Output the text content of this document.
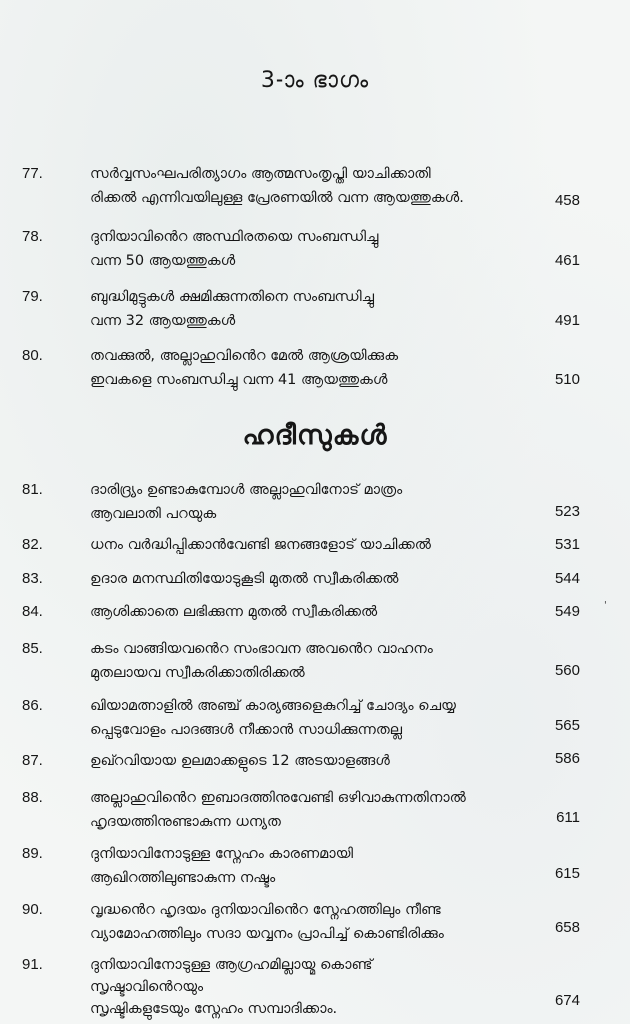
3-ാം ഭാഗം
77.	സർവ്വസംഘപരിത്യാഗം ആത്മസംതൃപ്തി യാചിക്കാതി
രിക്കൽ എന്നിവയിലുള്ള പ്രേരണയിൽ വന്ന ആയത്തുകൾ.	458
78.	ദുനിയാവിൻെറ അസ്ഥിരതയെ സംബന്ധിച്ചു
വന്ന 50 ആയത്തുകൾ	461
79.	ബുദ്ധിമുട്ടുകൾ ക്ഷമിക്കുന്നതിനെ സംബന്ധിച്ചു
വന്ന 32 ആയത്തുകൾ	491
80.	തവക്കുൽ, അല്ലാഹുവിൻെറ മേൽ ആശ്രയിക്കുക
ഇവകളെ സംബന്ധിച്ചു വന്ന 41 ആയത്തുകൾ	510
ഹദീസുകൾ
81.	ദാരിദ്ര്യം ഉണ്ടാകുമ്പോൾ അല്ലാഹുവിനോട് മാത്രം
ആവലാതി പറയുക	523
82.	ധനം വർദ്ധിപ്പിക്കാൻവേണ്ടി ജനങ്ങളോട് യാചിക്കൽ	531
83.	ഉദാര മനസ്ഥിതിയോടുകൂടി മുതൽ സ്വീകരിക്കൽ	544
84.	ആശിക്കാതെ ലഭിക്കുന്ന മുതൽ സ്വീകരിക്കൽ	549
85.	കടം വാങ്ങിയവൻെറ സംഭാവന അവൻെറ വാഹനം
മുതലായവ സ്വീകരിക്കാതിരിക്കൽ	560
86.	ഖിയാമത്നാളിൽ അഞ്ച് കാര്യങ്ങളെകുറിച്ച് ചോദ്യം ചെയ്യ
പ്പെടുവോളം പാദങ്ങൾ നീക്കാൻ സാധിക്കുന്നതല്ല	565
87.	ഉഖ്റവിയായ ഉലമാക്കളുടെ 12 അടയാളങ്ങൾ	586
88.	അല്ലാഹുവിൻെറ ഇബാദത്തിനുവേണ്ടി ഒഴിവാകുന്നതിനാൽ
ഹൃദയത്തിനുണ്ടാകുന്ന ധന്യത	611
89.	ദുനിയാവിനോടുള്ള സ്നേഹം കാരണമായി
ആഖിറത്തിലുണ്ടാകുന്ന നഷ്ടം	615
90.	വൃദ്ധൻെറ ഹൃദയം ദുനിയാവിൻെറ സ്നേഹത്തിലും നീണ്ട
വ്യാമോഹത്തിലും സദാ യവ്വനം പ്രാപിച്ച് കൊണ്ടിരിക്കും	658
91.	ദുനിയാവിനോടുള്ള ആഗ്രഹമില്ലായ്മ കൊണ്ട്
സൃഷ്ടാവിൻെറയും
സൃഷ്ടികളുടേയും സ്നേഹം സമ്പാദിക്കാം.	674
'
────────
◆ **Work to be completed**: Leave out the pictures and restate everything else word for word.

◆ **Final answer**:
Output the text content of this document.
3-ാം ഭാഗം
77.	സർവ്വസംഘപരിത്യാഗം ആത്മസംതൃപ്തി യാചിക്കാതി
രിക്കൽ എന്നിവയിലുള്ള പ്രേരണയിൽ വന്ന ആയത്തുകൾ.	458
78.	ദുനിയാവിൻെറ അസ്ഥിരതയെ സംബന്ധിച്ചു
വന്ന 50 ആയത്തുകൾ	461
79.	ബുദ്ധിമുട്ടുകൾ ക്ഷമിക്കുന്നതിനെ സംബന്ധിച്ചു
വന്ന 32 ആയത്തുകൾ	491
80.	തവക്കുൽ, അല്ലാഹുവിൻെറ മേൽ ആശ്രയിക്കുക
ഇവകളെ സംബന്ധിച്ചു വന്ന 41 ആയത്തുകൾ	510
ഹദീസുകൾ
81.	ദാരിദ്ര്യം ഉണ്ടാകുമ്പോൾ അല്ലാഹുവിനോട് മാത്രം
ആവലാതി പറയുക	523
82.	ധനം വർദ്ധിപ്പിക്കാൻവേണ്ടി ജനങ്ങളോട് യാചിക്കൽ	531
83.	ഉദാര മനസ്ഥിതിയോടുകൂടി മുതൽ സ്വീകരിക്കൽ	544
84.	ആശിക്കാതെ ലഭിക്കുന്ന മുതൽ സ്വീകരിക്കൽ	549
85.	കടം വാങ്ങിയവൻെറ സംഭാവന അവൻെറ വാഹനം
മുതലായവ സ്വീകരിക്കാതിരിക്കൽ	560
86.	ഖിയാമത്നാളിൽ അഞ്ച് കാര്യങ്ങളെകുറിച്ച് ചോദ്യം ചെയ്യ
പ്പെടുവോളം പാദങ്ങൾ നീക്കാൻ സാധിക്കുന്നതല്ല	565
87.	ഉഖ്റവിയായ ഉലമാക്കളുടെ 12 അടയാളങ്ങൾ	586
88.	അല്ലാഹുവിൻെറ ഇബാദത്തിനുവേണ്ടി ഒഴിവാകുന്നതിനാൽ
ഹൃദയത്തിനുണ്ടാകുന്ന ധന്യത	611
89.	ദുനിയാവിനോടുള്ള സ്നേഹം കാരണമായി
ആഖിറത്തിലുണ്ടാകുന്ന നഷ്ടം	615
90.	വൃദ്ധൻെറ ഹൃദയം ദുനിയാവിൻെറ സ്നേഹത്തിലും നീണ്ട
വ്യാമോഹത്തിലും സദാ യവ്വനം പ്രാപിച്ച് കൊണ്ടിരിക്കും	658
91.	ദുനിയാവിനോടുള്ള ആഗ്രഹമില്ലായ്മ കൊണ്ട്
സൃഷ്ടാവിൻെറയും
സൃഷ്ടികളുടേയും സ്നേഹം സമ്പാദിക്കാം.	674
'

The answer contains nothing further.